Items from a data source

──────────

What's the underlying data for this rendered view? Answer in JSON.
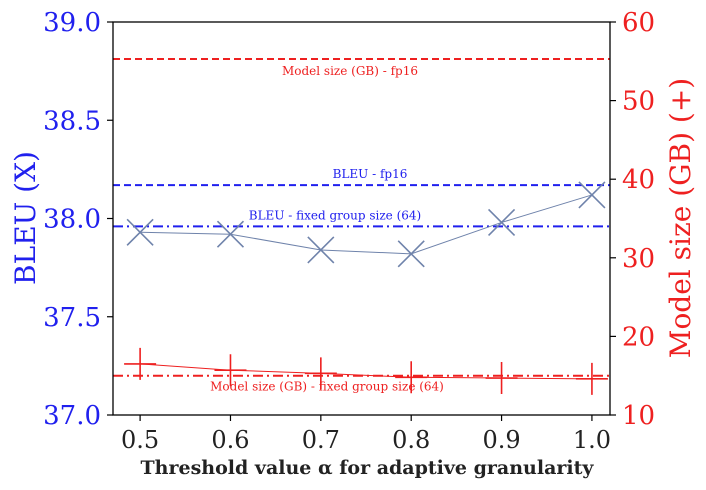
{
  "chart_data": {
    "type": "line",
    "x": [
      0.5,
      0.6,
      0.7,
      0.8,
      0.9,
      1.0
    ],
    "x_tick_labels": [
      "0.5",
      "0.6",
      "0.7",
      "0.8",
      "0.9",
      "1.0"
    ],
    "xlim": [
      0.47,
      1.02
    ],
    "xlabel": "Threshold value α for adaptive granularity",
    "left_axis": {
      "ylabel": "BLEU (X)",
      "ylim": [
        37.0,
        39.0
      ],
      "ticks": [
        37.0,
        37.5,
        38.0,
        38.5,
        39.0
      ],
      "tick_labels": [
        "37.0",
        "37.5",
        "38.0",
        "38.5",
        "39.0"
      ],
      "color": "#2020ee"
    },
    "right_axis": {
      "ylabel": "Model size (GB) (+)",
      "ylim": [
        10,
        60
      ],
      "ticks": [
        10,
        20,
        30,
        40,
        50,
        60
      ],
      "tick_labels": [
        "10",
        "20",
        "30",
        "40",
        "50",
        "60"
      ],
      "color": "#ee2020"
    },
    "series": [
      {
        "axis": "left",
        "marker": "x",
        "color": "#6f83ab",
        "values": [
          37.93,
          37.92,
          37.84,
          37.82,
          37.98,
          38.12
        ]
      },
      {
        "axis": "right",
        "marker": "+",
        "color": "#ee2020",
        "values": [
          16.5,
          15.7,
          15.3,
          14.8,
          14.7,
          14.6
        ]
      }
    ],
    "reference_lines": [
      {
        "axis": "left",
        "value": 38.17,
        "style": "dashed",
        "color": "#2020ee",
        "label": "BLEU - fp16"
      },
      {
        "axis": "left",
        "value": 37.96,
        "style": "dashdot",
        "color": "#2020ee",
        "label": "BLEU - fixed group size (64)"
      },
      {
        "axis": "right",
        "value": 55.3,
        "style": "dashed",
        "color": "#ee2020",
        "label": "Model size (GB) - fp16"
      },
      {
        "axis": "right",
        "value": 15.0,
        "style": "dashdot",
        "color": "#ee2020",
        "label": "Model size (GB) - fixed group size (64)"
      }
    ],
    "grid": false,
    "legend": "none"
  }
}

──────────

— Stated task —
Go through the data above and find the lines with the word "BLEU". Copy each of those lines.

— Result of the exercise —
      "ylabel": "BLEU (X)",
        "label": "BLEU - fp16"
        "label": "BLEU - fixed group size (64)"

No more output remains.